*** SUPPLIED ENTRIES

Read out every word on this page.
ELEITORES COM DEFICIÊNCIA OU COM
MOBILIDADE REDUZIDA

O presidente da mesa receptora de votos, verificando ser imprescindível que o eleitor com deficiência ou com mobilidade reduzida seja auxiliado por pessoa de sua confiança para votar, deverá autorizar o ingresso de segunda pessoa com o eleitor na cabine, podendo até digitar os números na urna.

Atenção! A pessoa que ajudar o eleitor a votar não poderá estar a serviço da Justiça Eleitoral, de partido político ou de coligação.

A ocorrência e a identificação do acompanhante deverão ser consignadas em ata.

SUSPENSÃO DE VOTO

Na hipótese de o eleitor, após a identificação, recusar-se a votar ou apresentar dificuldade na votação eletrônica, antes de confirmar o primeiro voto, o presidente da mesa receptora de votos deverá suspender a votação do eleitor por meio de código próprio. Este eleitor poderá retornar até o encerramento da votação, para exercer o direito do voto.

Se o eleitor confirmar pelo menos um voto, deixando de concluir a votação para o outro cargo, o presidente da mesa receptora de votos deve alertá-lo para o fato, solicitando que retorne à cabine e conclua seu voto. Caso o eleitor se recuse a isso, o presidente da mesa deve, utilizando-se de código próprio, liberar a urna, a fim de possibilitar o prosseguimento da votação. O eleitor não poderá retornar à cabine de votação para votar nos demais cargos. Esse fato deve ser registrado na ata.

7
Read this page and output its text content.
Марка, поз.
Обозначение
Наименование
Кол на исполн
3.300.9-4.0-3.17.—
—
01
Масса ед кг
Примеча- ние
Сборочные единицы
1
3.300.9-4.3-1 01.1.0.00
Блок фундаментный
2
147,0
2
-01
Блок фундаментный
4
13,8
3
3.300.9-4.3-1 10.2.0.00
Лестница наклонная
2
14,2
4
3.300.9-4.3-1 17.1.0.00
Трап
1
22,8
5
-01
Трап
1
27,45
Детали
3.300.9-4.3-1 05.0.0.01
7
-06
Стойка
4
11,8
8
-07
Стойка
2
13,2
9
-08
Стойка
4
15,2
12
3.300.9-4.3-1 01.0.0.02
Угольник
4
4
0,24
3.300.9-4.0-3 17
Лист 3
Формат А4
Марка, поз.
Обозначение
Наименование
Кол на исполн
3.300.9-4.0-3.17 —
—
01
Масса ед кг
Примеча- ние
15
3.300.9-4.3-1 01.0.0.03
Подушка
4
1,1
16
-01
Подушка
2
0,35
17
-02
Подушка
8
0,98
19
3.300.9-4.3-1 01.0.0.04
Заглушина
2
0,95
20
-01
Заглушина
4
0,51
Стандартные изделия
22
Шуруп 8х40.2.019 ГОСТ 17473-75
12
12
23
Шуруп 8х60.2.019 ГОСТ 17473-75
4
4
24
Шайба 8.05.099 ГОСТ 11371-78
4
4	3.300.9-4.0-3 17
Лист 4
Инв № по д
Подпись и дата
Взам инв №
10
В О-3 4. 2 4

******

=== WHAT YOU HAVE TO DO ===
Sift through the entries and copy every line with "Read".

=== TASK OUTPUT ===
Read out every word on this page.
Read this page and output its text content.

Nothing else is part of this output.